EXERCISE PROMPT:
Each line that holds the word "SierraChart" counts once; report how many lines do so and nothing else.

[start RECORDS FOR PROCESSING]

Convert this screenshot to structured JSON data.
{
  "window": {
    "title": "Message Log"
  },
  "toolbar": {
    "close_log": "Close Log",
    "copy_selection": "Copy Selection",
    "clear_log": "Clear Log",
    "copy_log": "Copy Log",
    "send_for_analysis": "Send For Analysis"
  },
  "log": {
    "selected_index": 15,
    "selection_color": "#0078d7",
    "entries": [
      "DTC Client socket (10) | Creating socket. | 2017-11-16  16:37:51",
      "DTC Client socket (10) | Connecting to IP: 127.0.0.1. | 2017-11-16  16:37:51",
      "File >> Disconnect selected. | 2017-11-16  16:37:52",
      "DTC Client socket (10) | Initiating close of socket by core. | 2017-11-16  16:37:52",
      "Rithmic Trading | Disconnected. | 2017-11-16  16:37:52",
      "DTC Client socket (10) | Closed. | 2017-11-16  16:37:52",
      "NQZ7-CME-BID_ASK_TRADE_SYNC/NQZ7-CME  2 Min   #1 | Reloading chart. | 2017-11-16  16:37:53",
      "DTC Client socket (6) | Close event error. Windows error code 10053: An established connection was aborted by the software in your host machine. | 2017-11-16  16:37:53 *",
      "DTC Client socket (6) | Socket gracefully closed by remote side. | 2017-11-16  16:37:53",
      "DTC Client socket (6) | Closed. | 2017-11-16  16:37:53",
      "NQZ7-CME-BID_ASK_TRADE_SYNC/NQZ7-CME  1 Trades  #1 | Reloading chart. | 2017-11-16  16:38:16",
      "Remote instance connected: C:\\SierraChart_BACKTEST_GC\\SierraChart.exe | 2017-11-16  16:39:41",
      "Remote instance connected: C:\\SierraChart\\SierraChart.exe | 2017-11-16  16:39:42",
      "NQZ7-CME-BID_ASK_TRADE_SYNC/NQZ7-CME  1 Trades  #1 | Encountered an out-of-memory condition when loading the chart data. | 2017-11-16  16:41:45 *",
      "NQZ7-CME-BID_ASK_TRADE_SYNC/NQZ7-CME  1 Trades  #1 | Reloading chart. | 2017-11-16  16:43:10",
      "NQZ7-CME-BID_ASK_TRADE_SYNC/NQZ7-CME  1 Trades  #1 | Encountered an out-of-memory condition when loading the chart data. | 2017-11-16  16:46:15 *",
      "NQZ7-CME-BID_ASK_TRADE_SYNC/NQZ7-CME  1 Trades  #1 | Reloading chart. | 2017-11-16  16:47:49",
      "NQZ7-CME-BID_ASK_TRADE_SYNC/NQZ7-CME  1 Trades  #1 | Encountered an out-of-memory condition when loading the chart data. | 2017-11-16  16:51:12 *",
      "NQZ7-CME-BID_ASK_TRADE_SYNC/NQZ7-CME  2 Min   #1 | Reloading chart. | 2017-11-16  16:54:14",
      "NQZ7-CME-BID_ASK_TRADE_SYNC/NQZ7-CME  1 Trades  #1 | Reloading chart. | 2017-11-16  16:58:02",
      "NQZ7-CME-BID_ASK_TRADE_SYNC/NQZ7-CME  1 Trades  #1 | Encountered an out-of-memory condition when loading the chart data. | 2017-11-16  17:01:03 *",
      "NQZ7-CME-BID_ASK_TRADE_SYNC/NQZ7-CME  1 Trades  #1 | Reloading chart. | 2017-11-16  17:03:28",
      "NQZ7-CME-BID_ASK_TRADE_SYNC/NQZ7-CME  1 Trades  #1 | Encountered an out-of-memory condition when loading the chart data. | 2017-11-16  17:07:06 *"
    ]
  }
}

[end RECORDS FOR PROCESSING]

CORRECT ANSWER:
2